Quote the records that follow in full and exactly; leave out the pictures.
▬▬▬▬▬▬▬▬▬▬
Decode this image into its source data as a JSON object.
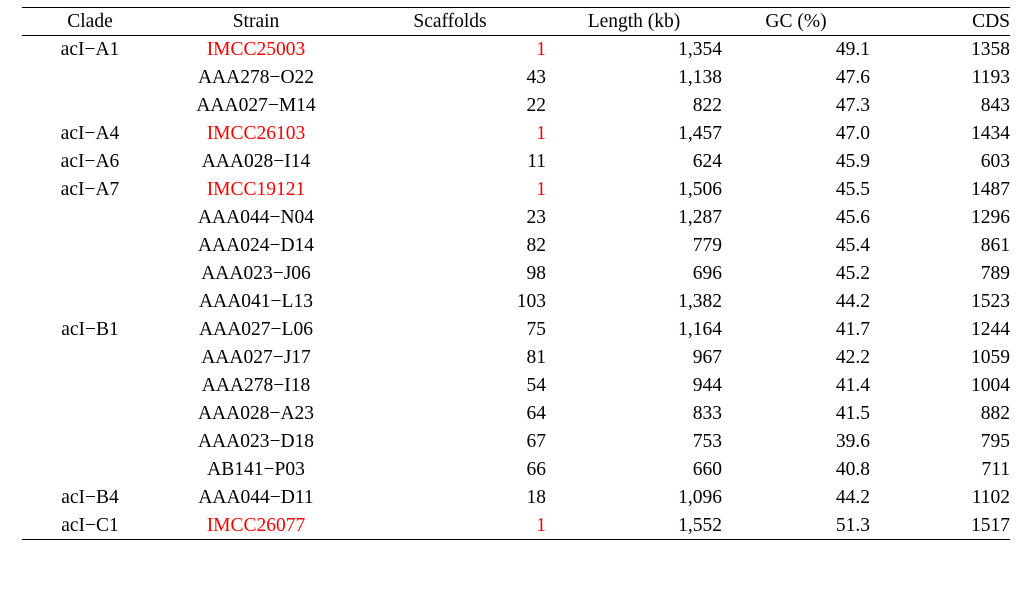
{
  "table": {
    "columns": [
      {
        "key": "clade",
        "label": "Clade",
        "align": "center"
      },
      {
        "key": "strain",
        "label": "Strain",
        "align": "center"
      },
      {
        "key": "scaffolds",
        "label": "Scaffolds",
        "align": "right"
      },
      {
        "key": "length",
        "label": "Length (kb)",
        "align": "right"
      },
      {
        "key": "gc",
        "label": "GC (%)",
        "align": "right"
      },
      {
        "key": "cds",
        "label": "CDS",
        "align": "right"
      }
    ],
    "highlight_color": "#ff0000",
    "text_color": "#000000",
    "rule_color": "#000000",
    "rows": [
      {
        "clade": "acI−A1",
        "strain": "IMCC25003",
        "scaffolds": "1",
        "length": "1,354",
        "gc": "49.1",
        "cds": "1358",
        "highlight": true
      },
      {
        "clade": "",
        "strain": "AAA278−O22",
        "scaffolds": "43",
        "length": "1,138",
        "gc": "47.6",
        "cds": "1193",
        "highlight": false
      },
      {
        "clade": "",
        "strain": "AAA027−M14",
        "scaffolds": "22",
        "length": "822",
        "gc": "47.3",
        "cds": "843",
        "highlight": false
      },
      {
        "clade": "acI−A4",
        "strain": "IMCC26103",
        "scaffolds": "1",
        "length": "1,457",
        "gc": "47.0",
        "cds": "1434",
        "highlight": true
      },
      {
        "clade": "acI−A6",
        "strain": "AAA028−I14",
        "scaffolds": "11",
        "length": "624",
        "gc": "45.9",
        "cds": "603",
        "highlight": false
      },
      {
        "clade": "acI−A7",
        "strain": "IMCC19121",
        "scaffolds": "1",
        "length": "1,506",
        "gc": "45.5",
        "cds": "1487",
        "highlight": true
      },
      {
        "clade": "",
        "strain": "AAA044−N04",
        "scaffolds": "23",
        "length": "1,287",
        "gc": "45.6",
        "cds": "1296",
        "highlight": false
      },
      {
        "clade": "",
        "strain": "AAA024−D14",
        "scaffolds": "82",
        "length": "779",
        "gc": "45.4",
        "cds": "861",
        "highlight": false
      },
      {
        "clade": "",
        "strain": "AAA023−J06",
        "scaffolds": "98",
        "length": "696",
        "gc": "45.2",
        "cds": "789",
        "highlight": false
      },
      {
        "clade": "",
        "strain": "AAA041−L13",
        "scaffolds": "103",
        "length": "1,382",
        "gc": "44.2",
        "cds": "1523",
        "highlight": false
      },
      {
        "clade": "acI−B1",
        "strain": "AAA027−L06",
        "scaffolds": "75",
        "length": "1,164",
        "gc": "41.7",
        "cds": "1244",
        "highlight": false
      },
      {
        "clade": "",
        "strain": "AAA027−J17",
        "scaffolds": "81",
        "length": "967",
        "gc": "42.2",
        "cds": "1059",
        "highlight": false
      },
      {
        "clade": "",
        "strain": "AAA278−I18",
        "scaffolds": "54",
        "length": "944",
        "gc": "41.4",
        "cds": "1004",
        "highlight": false
      },
      {
        "clade": "",
        "strain": "AAA028−A23",
        "scaffolds": "64",
        "length": "833",
        "gc": "41.5",
        "cds": "882",
        "highlight": false
      },
      {
        "clade": "",
        "strain": "AAA023−D18",
        "scaffolds": "67",
        "length": "753",
        "gc": "39.6",
        "cds": "795",
        "highlight": false
      },
      {
        "clade": "",
        "strain": "AB141−P03",
        "scaffolds": "66",
        "length": "660",
        "gc": "40.8",
        "cds": "711",
        "highlight": false
      },
      {
        "clade": "acI−B4",
        "strain": "AAA044−D11",
        "scaffolds": "18",
        "length": "1,096",
        "gc": "44.2",
        "cds": "1102",
        "highlight": false
      },
      {
        "clade": "acI−C1",
        "strain": "IMCC26077",
        "scaffolds": "1",
        "length": "1,552",
        "gc": "51.3",
        "cds": "1517",
        "highlight": true
      }
    ]
  }
}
▬▬▬▬▬▬▬▬▬▬
▸ **Full answer**
Decode this image into its source data as a JSON object.
{
  "table": {
    "columns": [
      {
        "key": "clade",
        "label": "Clade",
        "align": "center"
      },
      {
        "key": "strain",
        "label": "Strain",
        "align": "center"
      },
      {
        "key": "scaffolds",
        "label": "Scaffolds",
        "align": "right"
      },
      {
        "key": "length",
        "label": "Length (kb)",
        "align": "right"
      },
      {
        "key": "gc",
        "label": "GC (%)",
        "align": "right"
      },
      {
        "key": "cds",
        "label": "CDS",
        "align": "right"
      }
    ],
    "highlight_color": "#ff0000",
    "text_color": "#000000",
    "rule_color": "#000000",
    "rows": [
      {
        "clade": "acI−A1",
        "strain": "IMCC25003",
        "scaffolds": "1",
        "length": "1,354",
        "gc": "49.1",
        "cds": "1358",
        "highlight": true
      },
      {
        "clade": "",
        "strain": "AAA278−O22",
        "scaffolds": "43",
        "length": "1,138",
        "gc": "47.6",
        "cds": "1193",
        "highlight": false
      },
      {
        "clade": "",
        "strain": "AAA027−M14",
        "scaffolds": "22",
        "length": "822",
        "gc": "47.3",
        "cds": "843",
        "highlight": false
      },
      {
        "clade": "acI−A4",
        "strain": "IMCC26103",
        "scaffolds": "1",
        "length": "1,457",
        "gc": "47.0",
        "cds": "1434",
        "highlight": true
      },
      {
        "clade": "acI−A6",
        "strain": "AAA028−I14",
        "scaffolds": "11",
        "length": "624",
        "gc": "45.9",
        "cds": "603",
        "highlight": false
      },
      {
        "clade": "acI−A7",
        "strain": "IMCC19121",
        "scaffolds": "1",
        "length": "1,506",
        "gc": "45.5",
        "cds": "1487",
        "highlight": true
      },
      {
        "clade": "",
        "strain": "AAA044−N04",
        "scaffolds": "23",
        "length": "1,287",
        "gc": "45.6",
        "cds": "1296",
        "highlight": false
      },
      {
        "clade": "",
        "strain": "AAA024−D14",
        "scaffolds": "82",
        "length": "779",
        "gc": "45.4",
        "cds": "861",
        "highlight": false
      },
      {
        "clade": "",
        "strain": "AAA023−J06",
        "scaffolds": "98",
        "length": "696",
        "gc": "45.2",
        "cds": "789",
        "highlight": false
      },
      {
        "clade": "",
        "strain": "AAA041−L13",
        "scaffolds": "103",
        "length": "1,382",
        "gc": "44.2",
        "cds": "1523",
        "highlight": false
      },
      {
        "clade": "acI−B1",
        "strain": "AAA027−L06",
        "scaffolds": "75",
        "length": "1,164",
        "gc": "41.7",
        "cds": "1244",
        "highlight": false
      },
      {
        "clade": "",
        "strain": "AAA027−J17",
        "scaffolds": "81",
        "length": "967",
        "gc": "42.2",
        "cds": "1059",
        "highlight": false
      },
      {
        "clade": "",
        "strain": "AAA278−I18",
        "scaffolds": "54",
        "length": "944",
        "gc": "41.4",
        "cds": "1004",
        "highlight": false
      },
      {
        "clade": "",
        "strain": "AAA028−A23",
        "scaffolds": "64",
        "length": "833",
        "gc": "41.5",
        "cds": "882",
        "highlight": false
      },
      {
        "clade": "",
        "strain": "AAA023−D18",
        "scaffolds": "67",
        "length": "753",
        "gc": "39.6",
        "cds": "795",
        "highlight": false
      },
      {
        "clade": "",
        "strain": "AB141−P03",
        "scaffolds": "66",
        "length": "660",
        "gc": "40.8",
        "cds": "711",
        "highlight": false
      },
      {
        "clade": "acI−B4",
        "strain": "AAA044−D11",
        "scaffolds": "18",
        "length": "1,096",
        "gc": "44.2",
        "cds": "1102",
        "highlight": false
      },
      {
        "clade": "acI−C1",
        "strain": "IMCC26077",
        "scaffolds": "1",
        "length": "1,552",
        "gc": "51.3",
        "cds": "1517",
        "highlight": true
      }
    ]
  }
}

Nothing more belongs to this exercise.